## What is being asked
Among the entries that follow, find every line with the word "ratio" and copy it.

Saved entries
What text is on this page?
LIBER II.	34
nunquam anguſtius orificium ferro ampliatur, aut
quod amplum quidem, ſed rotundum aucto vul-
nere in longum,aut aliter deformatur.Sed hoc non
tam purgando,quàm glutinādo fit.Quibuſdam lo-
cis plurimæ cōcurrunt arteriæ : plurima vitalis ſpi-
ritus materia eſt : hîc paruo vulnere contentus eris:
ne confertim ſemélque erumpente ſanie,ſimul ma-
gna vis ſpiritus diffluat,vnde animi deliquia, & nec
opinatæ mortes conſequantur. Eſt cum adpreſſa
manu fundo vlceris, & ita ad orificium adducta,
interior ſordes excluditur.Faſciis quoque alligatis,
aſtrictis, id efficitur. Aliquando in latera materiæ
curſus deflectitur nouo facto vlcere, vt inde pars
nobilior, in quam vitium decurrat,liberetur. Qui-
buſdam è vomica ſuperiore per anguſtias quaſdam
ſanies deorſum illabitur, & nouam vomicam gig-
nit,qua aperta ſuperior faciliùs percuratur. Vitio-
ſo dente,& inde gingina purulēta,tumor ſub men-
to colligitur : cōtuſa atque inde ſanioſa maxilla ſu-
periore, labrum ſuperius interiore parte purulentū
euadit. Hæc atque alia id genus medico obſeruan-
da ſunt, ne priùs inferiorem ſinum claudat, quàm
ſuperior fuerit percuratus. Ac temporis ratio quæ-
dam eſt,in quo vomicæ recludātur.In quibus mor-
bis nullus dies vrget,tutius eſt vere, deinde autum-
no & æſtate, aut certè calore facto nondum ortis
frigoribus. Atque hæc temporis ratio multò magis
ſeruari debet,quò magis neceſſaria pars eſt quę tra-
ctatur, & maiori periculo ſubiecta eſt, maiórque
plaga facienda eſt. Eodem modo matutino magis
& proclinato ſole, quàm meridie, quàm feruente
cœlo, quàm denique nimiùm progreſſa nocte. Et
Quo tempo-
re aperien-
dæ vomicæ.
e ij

## Solved problem
ſuperior fuerit percuratus. Ac temporis ratio quæ-
frigoribus. Atque hæc temporis ratio multò magis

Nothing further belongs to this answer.